Brief =
Return the lines below that carry the word "analyzer".

Extracted records:

········

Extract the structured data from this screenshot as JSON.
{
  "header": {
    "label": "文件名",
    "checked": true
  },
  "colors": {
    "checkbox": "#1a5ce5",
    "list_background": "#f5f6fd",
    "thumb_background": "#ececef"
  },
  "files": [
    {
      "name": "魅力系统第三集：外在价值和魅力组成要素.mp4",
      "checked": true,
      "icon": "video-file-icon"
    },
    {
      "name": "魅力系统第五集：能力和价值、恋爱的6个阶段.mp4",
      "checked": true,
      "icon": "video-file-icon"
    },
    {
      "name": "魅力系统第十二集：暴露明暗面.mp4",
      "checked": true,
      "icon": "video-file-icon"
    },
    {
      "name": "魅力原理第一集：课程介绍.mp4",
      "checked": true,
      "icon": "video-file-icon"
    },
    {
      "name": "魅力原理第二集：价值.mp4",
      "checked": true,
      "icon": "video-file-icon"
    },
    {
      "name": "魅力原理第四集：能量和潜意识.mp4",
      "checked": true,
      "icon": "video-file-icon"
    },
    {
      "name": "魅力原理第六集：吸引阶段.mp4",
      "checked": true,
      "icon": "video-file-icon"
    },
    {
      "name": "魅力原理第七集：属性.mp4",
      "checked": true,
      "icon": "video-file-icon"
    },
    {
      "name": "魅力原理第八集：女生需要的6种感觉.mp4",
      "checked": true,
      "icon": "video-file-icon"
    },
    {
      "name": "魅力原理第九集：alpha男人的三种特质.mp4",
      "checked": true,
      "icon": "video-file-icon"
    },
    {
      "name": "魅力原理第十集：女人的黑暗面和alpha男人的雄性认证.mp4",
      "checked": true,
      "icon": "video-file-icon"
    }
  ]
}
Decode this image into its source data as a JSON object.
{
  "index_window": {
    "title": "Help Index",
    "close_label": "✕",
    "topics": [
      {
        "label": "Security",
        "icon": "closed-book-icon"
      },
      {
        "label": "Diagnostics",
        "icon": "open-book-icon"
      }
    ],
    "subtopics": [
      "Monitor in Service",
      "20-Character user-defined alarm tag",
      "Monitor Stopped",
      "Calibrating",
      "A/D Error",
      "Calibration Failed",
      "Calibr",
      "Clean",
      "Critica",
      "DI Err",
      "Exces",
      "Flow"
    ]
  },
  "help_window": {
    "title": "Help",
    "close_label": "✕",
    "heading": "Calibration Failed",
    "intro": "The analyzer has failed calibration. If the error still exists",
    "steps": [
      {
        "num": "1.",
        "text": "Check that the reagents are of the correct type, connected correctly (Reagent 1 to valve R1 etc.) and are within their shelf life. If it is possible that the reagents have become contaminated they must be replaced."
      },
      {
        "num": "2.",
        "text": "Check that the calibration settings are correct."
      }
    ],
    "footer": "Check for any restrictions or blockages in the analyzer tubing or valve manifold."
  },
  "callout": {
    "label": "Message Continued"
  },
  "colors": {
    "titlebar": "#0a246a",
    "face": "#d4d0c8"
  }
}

········

The completed task =
    "intro": "The analyzer has failed calibration. If the error still exists",
    "footer": "Check for any restrictions or blockages in the analyzer tubing or valve manifold."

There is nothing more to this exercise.